Stated goal —
Determine which lines contain the word "Study", then copy those lines.

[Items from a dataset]

BEGIN

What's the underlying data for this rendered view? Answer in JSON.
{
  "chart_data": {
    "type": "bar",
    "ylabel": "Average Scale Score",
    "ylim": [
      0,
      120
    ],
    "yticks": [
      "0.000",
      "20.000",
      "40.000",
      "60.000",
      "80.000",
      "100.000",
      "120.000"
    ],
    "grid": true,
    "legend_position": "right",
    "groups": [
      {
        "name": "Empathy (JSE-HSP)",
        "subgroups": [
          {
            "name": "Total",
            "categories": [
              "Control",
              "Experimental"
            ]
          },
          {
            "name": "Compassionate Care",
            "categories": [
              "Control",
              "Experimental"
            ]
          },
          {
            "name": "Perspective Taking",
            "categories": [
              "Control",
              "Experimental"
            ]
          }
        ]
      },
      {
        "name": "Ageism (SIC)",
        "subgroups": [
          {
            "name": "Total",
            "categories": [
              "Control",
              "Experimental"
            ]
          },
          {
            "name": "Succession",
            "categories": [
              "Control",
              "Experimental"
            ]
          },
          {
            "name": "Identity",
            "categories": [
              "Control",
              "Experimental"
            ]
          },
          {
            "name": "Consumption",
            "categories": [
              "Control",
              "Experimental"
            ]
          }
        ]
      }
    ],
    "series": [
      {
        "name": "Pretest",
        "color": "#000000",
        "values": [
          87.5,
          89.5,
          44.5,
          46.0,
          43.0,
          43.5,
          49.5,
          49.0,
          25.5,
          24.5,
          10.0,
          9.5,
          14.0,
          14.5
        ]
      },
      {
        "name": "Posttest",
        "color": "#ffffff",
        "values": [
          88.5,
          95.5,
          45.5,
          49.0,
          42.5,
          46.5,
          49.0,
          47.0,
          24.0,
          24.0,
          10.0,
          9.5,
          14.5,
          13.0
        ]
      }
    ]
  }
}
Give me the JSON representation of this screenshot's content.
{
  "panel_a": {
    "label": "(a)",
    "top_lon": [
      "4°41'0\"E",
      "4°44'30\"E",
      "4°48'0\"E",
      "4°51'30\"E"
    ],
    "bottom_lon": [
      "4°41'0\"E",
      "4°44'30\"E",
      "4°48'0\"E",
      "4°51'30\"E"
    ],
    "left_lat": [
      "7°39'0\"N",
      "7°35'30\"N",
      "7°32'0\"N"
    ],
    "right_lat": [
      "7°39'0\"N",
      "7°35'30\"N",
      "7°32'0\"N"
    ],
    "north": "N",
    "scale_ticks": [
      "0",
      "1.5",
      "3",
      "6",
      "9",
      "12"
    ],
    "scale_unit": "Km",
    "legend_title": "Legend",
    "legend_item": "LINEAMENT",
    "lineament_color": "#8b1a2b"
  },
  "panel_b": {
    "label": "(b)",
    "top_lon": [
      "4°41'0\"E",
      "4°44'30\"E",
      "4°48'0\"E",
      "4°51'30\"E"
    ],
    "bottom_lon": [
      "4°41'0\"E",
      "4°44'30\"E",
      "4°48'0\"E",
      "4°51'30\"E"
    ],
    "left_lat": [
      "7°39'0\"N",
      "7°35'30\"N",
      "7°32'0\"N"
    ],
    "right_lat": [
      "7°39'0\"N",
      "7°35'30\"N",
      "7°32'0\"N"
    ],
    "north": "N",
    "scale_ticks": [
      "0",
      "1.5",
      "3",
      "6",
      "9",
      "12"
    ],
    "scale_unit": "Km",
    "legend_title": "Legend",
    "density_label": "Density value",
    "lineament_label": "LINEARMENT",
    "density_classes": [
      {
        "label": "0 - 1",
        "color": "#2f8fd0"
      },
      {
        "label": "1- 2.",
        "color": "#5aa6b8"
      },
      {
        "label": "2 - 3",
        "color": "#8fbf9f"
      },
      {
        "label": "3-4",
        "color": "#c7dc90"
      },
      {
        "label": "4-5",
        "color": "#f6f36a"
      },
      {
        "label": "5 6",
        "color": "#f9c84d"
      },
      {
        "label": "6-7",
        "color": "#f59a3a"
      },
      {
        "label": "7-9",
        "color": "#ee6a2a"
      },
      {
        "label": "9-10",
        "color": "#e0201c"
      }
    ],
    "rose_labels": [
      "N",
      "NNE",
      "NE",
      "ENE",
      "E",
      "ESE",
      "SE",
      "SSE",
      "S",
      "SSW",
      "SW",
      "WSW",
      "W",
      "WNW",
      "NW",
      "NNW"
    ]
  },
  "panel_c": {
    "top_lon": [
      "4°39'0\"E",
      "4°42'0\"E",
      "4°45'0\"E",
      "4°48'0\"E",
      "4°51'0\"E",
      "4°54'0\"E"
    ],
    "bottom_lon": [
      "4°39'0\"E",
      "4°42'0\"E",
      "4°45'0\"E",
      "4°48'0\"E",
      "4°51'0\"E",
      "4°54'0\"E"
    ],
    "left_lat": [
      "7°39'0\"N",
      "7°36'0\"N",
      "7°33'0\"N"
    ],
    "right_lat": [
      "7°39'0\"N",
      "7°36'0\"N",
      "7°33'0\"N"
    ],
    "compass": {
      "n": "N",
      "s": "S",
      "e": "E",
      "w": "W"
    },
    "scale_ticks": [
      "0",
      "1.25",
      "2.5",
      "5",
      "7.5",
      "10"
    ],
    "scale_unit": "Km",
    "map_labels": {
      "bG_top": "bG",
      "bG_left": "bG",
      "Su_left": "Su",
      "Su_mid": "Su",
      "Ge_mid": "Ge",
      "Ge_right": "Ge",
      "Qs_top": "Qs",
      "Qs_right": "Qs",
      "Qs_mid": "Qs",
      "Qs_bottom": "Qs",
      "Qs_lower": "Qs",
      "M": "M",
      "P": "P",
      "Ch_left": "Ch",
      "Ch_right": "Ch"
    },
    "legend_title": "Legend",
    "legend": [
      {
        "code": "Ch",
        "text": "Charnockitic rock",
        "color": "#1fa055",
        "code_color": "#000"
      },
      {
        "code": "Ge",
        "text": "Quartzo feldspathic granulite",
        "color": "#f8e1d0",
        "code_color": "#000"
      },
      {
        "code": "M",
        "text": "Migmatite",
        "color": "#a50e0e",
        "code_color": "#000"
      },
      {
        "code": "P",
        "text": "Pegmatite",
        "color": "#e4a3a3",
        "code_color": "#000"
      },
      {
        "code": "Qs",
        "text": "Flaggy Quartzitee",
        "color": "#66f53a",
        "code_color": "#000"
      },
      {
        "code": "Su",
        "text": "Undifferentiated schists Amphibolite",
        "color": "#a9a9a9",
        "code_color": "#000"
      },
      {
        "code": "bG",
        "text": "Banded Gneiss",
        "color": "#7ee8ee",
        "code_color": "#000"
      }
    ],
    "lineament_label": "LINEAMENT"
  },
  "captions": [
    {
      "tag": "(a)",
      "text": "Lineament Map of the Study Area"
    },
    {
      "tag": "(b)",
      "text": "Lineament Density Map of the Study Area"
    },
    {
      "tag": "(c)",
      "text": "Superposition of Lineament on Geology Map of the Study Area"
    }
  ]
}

END

Written solution —
      "text": "Lineament Map of the Study Area"
      "text": "Lineament Density Map of the Study Area"
      "text": "Superposition of Lineament on Geology Map of the Study Area"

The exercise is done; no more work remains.